WHAT THE TASK REQUIRES:
Find each line holding the word "Саратов" and give the total alone.

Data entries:
☆ ☆ ☆

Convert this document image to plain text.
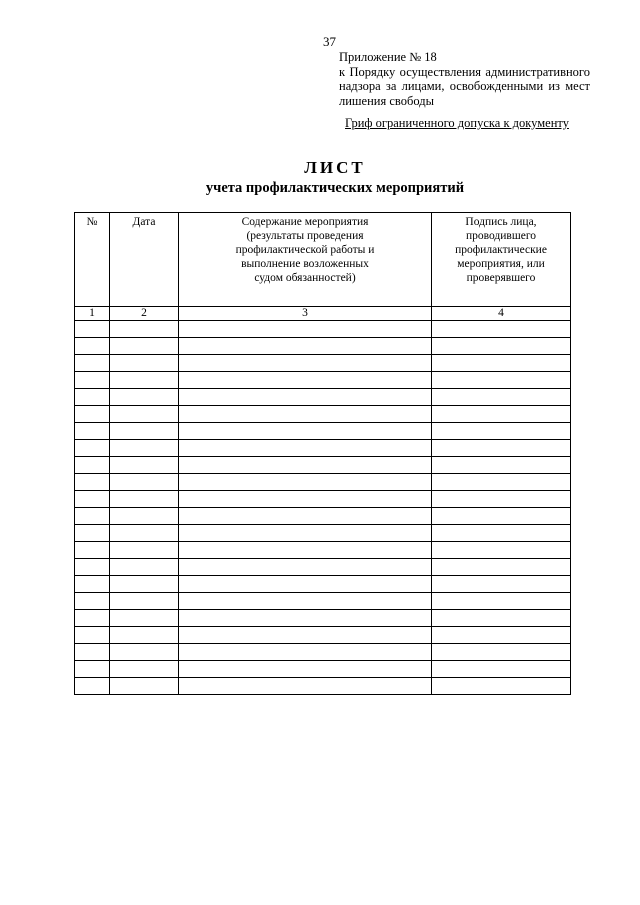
37
Приложение № 18
к Порядку осуществления административного
надзора за лицами, освобожденными из мест
лишения свободы
Гриф ограниченного допуска к документу
ЛИСТ
учета профилактических мероприятий
№	Дата	Содержание мероприятия (результаты проведения профилактической работы и выполнение возложенных судом обязанностей)	Подпись лица, проводившего профилактические мероприятия, или проверявшего
1	2	3	4
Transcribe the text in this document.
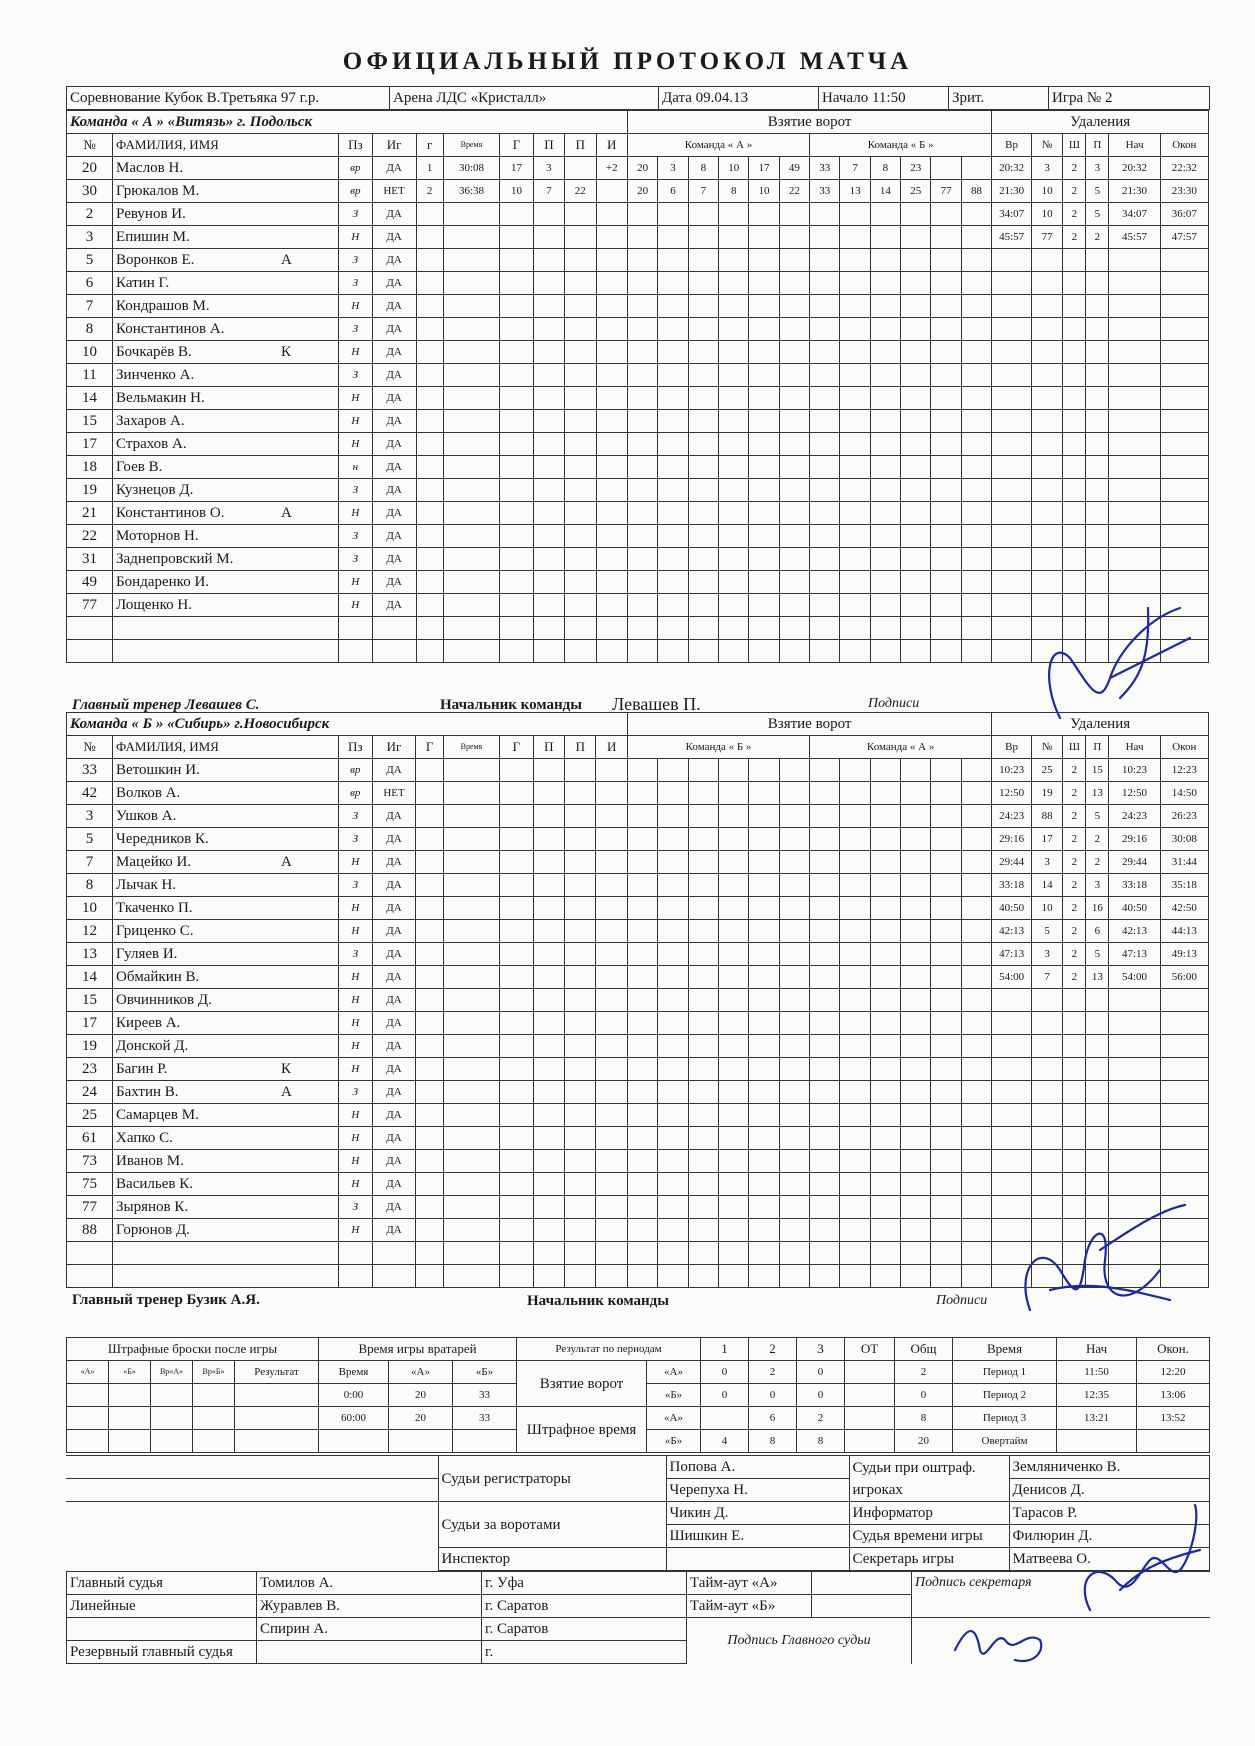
ОФИЦИАЛЬНЫЙ ПРОТОКОЛ МАТЧА
Соревнование Кубок В.Третьяка 97 г.р.	Арена ЛДС «Кристалл»	Дата 09.04.13	Начало 11:50	Зрит.	Игра № 2
Команда « А » «Витязь» г. Подольск										Взятие ворот												Удаления					
№	ФАМИЛИЯ, ИМЯ	Пз	Иг	г	Время	Г	П	П	И	Команда « А »						Команда « Б »						Вр	№	Ш	П	Нач	Окон
20	Маслов Н.	вр	ДА	1	30:08	17	3		+2	20	3	8	10	17	49	33	7	8	23			20:32	3	2	3	20:32	22:32
30	Грюкалов М.	вр	НЕТ	2	36:38	10	7	22		20	6	7	8	10	22	33	13	14	25	77	88	21:30	10	2	5	21:30	23:30
2	Ревунов И.	З	ДА																			34:07	10	2	5	34:07	36:07
3	Епишин М.	Н	ДА																			45:57	77	2	2	45:57	47:57
5	Воронков Е. А	З	ДА																								
6	Катин Г.	З	ДА																								
7	Кондрашов М.	Н	ДА																								
8	Константинов А.	З	ДА																								
10	Бочкарёв В. К	Н	ДА																								
11	Зинченко А.	З	ДА																								
14	Вельмакин Н.	Н	ДА																								
15	Захаров А.	Н	ДА																								
17	Страхов А.	Н	ДА																								
18	Гоев В.	н	ДА																								
19	Кузнецов Д.	З	ДА																								
21	Константинов О. А	Н	ДА																								
22	Моторнов Н.	З	ДА																								
31	Заднепровский М.	З	ДА																								
49	Бондаренко И.	Н	ДА																								
77	Лощенко Н.	Н	ДА																								

Команда « Б » «Сибирь» г.Новосибирск										Взятие ворот												Удаления					
№	ФАМИЛИЯ, ИМЯ	Пз	Иг	Г	Время	Г	П	П	И	Команда « Б »						Команда « А »						Вр	№	Ш	П	Нач	Окон
33	Ветошкин И.	вр	ДА																			10:23	25	2	15	10:23	12:23
42	Волков А.	вр	НЕТ																			12:50	19	2	13	12:50	14:50
3	Ушков А.	З	ДА																			24:23	88	2	5	24:23	26:23
5	Чередников К.	З	ДА																			29:16	17	2	2	29:16	30:08
7	Мацейко И. А	Н	ДА																			29:44	3	2	2	29:44	31:44
8	Лычак Н.	З	ДА																			33:18	14	2	3	33:18	35:18
10	Ткаченко П.	Н	ДА																			40:50	10	2	16	40:50	42:50
12	Гриценко С.	Н	ДА																			42:13	5	2	6	42:13	44:13
13	Гуляев И.	З	ДА																			47:13	3	2	5	47:13	49:13
14	Обмайкин В.	Н	ДА																			54:00	7	2	13	54:00	56:00
15	Овчинников Д.	Н	ДА																								
17	Киреев А.	Н	ДА																								
19	Донской Д.	Н	ДА																								
23	Багин Р. К	Н	ДА																								
24	Бахтин В. А	З	ДА																								
25	Самарцев М.	Н	ДА																								
61	Хапко С.	Н	ДА																								
73	Иванов М.	Н	ДА																								
75	Васильев К.	Н	ДА																								
77	Зырянов К.	З	ДА																								
88	Горюнов Д.	Н	ДА																								

Главный тренер Левашев С.	Начальник команды Левашев П.	Подписи
Главный тренер Бузик А.Я.	Начальник команды	Подписи
Штрафные броски после игры					Время игры вратарей			Результат по периодам		1	2	3	ОТ	Общ	Время	Нач	Окон.
«А»	«Б»	Вр«А»	Вр«Б»	Результат	Время	«А»	«Б»	Взятие ворот	«А»	0	2	0		2	Период 1	11:50	12:20
					0:00	20	33		«Б»	0	0	0		0	Период 2	12:35	13:06
					60:00	20	33	Штрафное время	«А»		6	2		8	Период 3	13:21	13:52
									«Б»	4	8	8		20	Овертайм		
	Судьи регистраторы	Попова А.	Судьи при оштраф. игроках	Земляниченко В.
		Черепуха Н.		Денисов Д.
	Судьи за воротами	Чикин Д.	Информатор	Тарасов Р.
		Шишкин Е.	Судья времени игры	Филюрин Д.
	Инспектор		Секретарь игры	Матвеева О.
Главный судья	Томилов А.	г. Уфа	Тайм-аут «А»		Подпись секретаря
Линейные	Журавлев В.	г. Саратов	Тайм-аут «Б»		
	Спирин А.	г. Саратов	Подпись Главного судьи		
Резервный главный судья		г.			
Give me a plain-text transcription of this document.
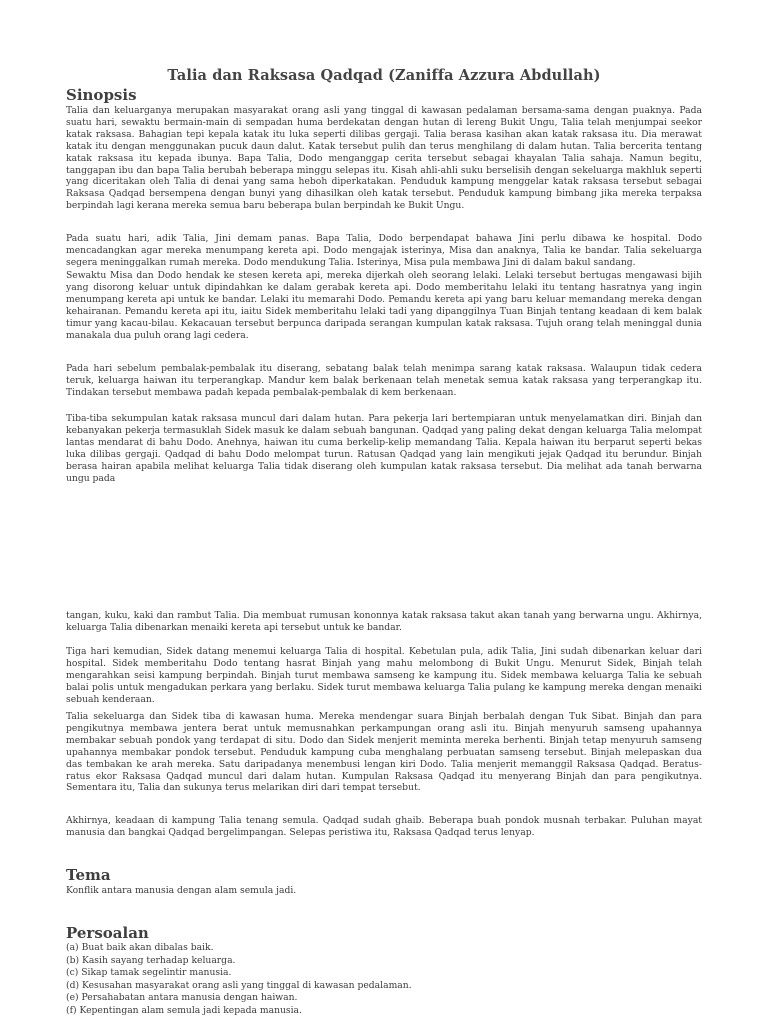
Talia dan Raksasa Qadqad (Zaniffa Azzura Abdullah)
Sinopsis
Talia dan keluarganya merupakan masyarakat orang asli yang tinggal di kawasan pedalaman bersama-sama dengan puaknya. Pada suatu hari, sewaktu bermain-main di sempadan huma berdekatan dengan hutan di lereng Bukit Ungu, Talia telah menjumpai seekor katak raksasa. Bahagian tepi kepala katak itu luka seperti dilibas gergaji. Talia berasa kasihan akan katak raksasa itu. Dia merawat katak itu dengan menggunakan pucuk daun dalut. Katak tersebut pulih dan terus menghilang di dalam hutan. Talia bercerita tentang katak raksasa itu kepada ibunya. Bapa Talia, Dodo menganggap cerita tersebut sebagai khayalan Talia sahaja. Namun begitu, tanggapan ibu dan bapa Talia berubah beberapa minggu selepas itu. Kisah ahli-ahli suku berselisih dengan sekeluarga makhluk seperti yang diceritakan oleh Talia di denai yang sama heboh diperkatakan. Penduduk kampung menggelar katak raksasa tersebut sebagai Raksasa Qadqad bersempena dengan bunyi yang dihasilkan oleh katak tersebut. Penduduk kampung bimbang jika mereka terpaksa berpindah lagi kerana mereka semua baru beberapa bulan berpindah ke Bukit Ungu.
Pada suatu hari, adik Talia, Jini demam panas. Bapa Talia, Dodo berpendapat bahawa Jini perlu dibawa ke hospital. Dodo mencadangkan agar mereka menumpang kereta api. Dodo mengajak isterinya, Misa dan anaknya, Talia ke bandar. Talia sekeluarga segera meninggalkan rumah mereka. Dodo mendukung Talia. Isterinya, Misa pula membawa Jini di dalam bakul sandang.
Sewaktu Misa dan Dodo hendak ke stesen kereta api, mereka dijerkah oleh seorang lelaki. Lelaki tersebut bertugas mengawasi bijih yang disorong keluar untuk dipindahkan ke dalam gerabak kereta api. Dodo memberitahu lelaki itu tentang hasratnya yang ingin menumpang kereta api untuk ke bandar. Lelaki itu memarahi Dodo. Pemandu kereta api yang baru keluar memandang mereka dengan kehairanan. Pemandu kereta api itu, iaitu Sidek memberitahu lelaki tadi yang dipanggilnya Tuan Binjah tentang keadaan di kem balak timur yang kacau-bilau. Kekacauan tersebut berpunca daripada serangan kumpulan katak raksasa. Tujuh orang telah meninggal dunia manakala dua puluh orang lagi cedera.
Pada hari sebelum pembalak-pembalak itu diserang, sebatang balak telah menimpa sarang katak raksasa. Walaupun tidak cedera teruk, keluarga haiwan itu terperangkap. Mandur kem balak berkenaan telah menetak semua katak raksasa yang terperangkap itu. Tindakan tersebut membawa padah kepada pembalak-pembalak di kem berkenaan.
Tiba-tiba sekumpulan katak raksasa muncul dari dalam hutan. Para pekerja lari bertempiaran untuk menyelamatkan diri. Binjah dan kebanyakan pekerja termasuklah Sidek masuk ke dalam sebuah bangunan. Qadqad yang paling dekat dengan keluarga Talia melompat lantas mendarat di bahu Dodo. Anehnya, haiwan itu cuma berkelip-kelip memandang Talia. Kepala haiwan itu berparut seperti bekas luka dilibas gergaji. Qadqad di bahu Dodo melompat turun. Ratusan Qadqad yang lain mengikuti jejak Qadqad itu berundur. Binjah berasa hairan apabila melihat keluarga Talia tidak diserang oleh kumpulan katak raksasa tersebut. Dia melihat ada tanah berwarna ungu pada
tangan, kuku, kaki dan rambut Talia. Dia membuat rumusan kononnya katak raksasa takut akan tanah yang berwarna ungu. Akhirnya, keluarga Talia dibenarkan menaiki kereta api tersebut untuk ke bandar.
Tiga hari kemudian, Sidek datang menemui keluarga Talia di hospital. Kebetulan pula, adik Talia, Jini sudah dibenarkan keluar dari hospital. Sidek memberitahu Dodo tentang hasrat Binjah yang mahu melombong di Bukit Ungu. Menurut Sidek, Binjah telah mengarahkan seisi kampung berpindah. Binjah turut membawa samseng ke kampung itu. Sidek membawa keluarga Talia ke sebuah balai polis untuk mengadukan perkara yang berlaku. Sidek turut membawa keluarga Talia pulang ke kampung mereka dengan menaiki sebuah kenderaan.
Talia sekeluarga dan Sidek tiba di kawasan huma. Mereka mendengar suara Binjah berbalah dengan Tuk Sibat. Binjah dan para pengikutnya membawa jentera berat untuk memusnahkan perkampungan orang asli itu. Binjah menyuruh samseng upahannya membakar sebuah pondok yang terdapat di situ. Dodo dan Sidek menjerit meminta mereka berhenti. Binjah tetap menyuruh samseng upahannya membakar pondok tersebut. Penduduk kampung cuba menghalang perbuatan samseng tersebut. Binjah melepaskan dua das tembakan ke arah mereka. Satu daripadanya menembusi lengan kiri Dodo. Talia menjerit memanggil Raksasa Qadqad. Beratus-ratus ekor Raksasa Qadqad muncul dari dalam hutan. Kumpulan Raksasa Qadqad itu menyerang Binjah dan para pengikutnya. Sementara itu, Talia dan sukunya terus melarikan diri dari tempat tersebut.
Akhirnya, keadaan di kampung Talia tenang semula. Qadqad sudah ghaib. Beberapa buah pondok musnah terbakar. Puluhan mayat manusia dan bangkai Qadqad bergelimpangan. Selepas peristiwa itu, Raksasa Qadqad terus lenyap.
Tema
Konflik antara manusia dengan alam semula jadi.
Persoalan
(a) Buat baik akan dibalas baik.
(b) Kasih sayang terhadap keluarga.
(c) Sikap tamak segelintir manusia.
(d) Kesusahan masyarakat orang asli yang tinggal di kawasan pedalaman.
(e) Persahabatan antara manusia dengan haiwan.
(f) Kepentingan alam semula jadi kepada manusia.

☆ ☆ ☆

ANSWER TO THIS TASK:
2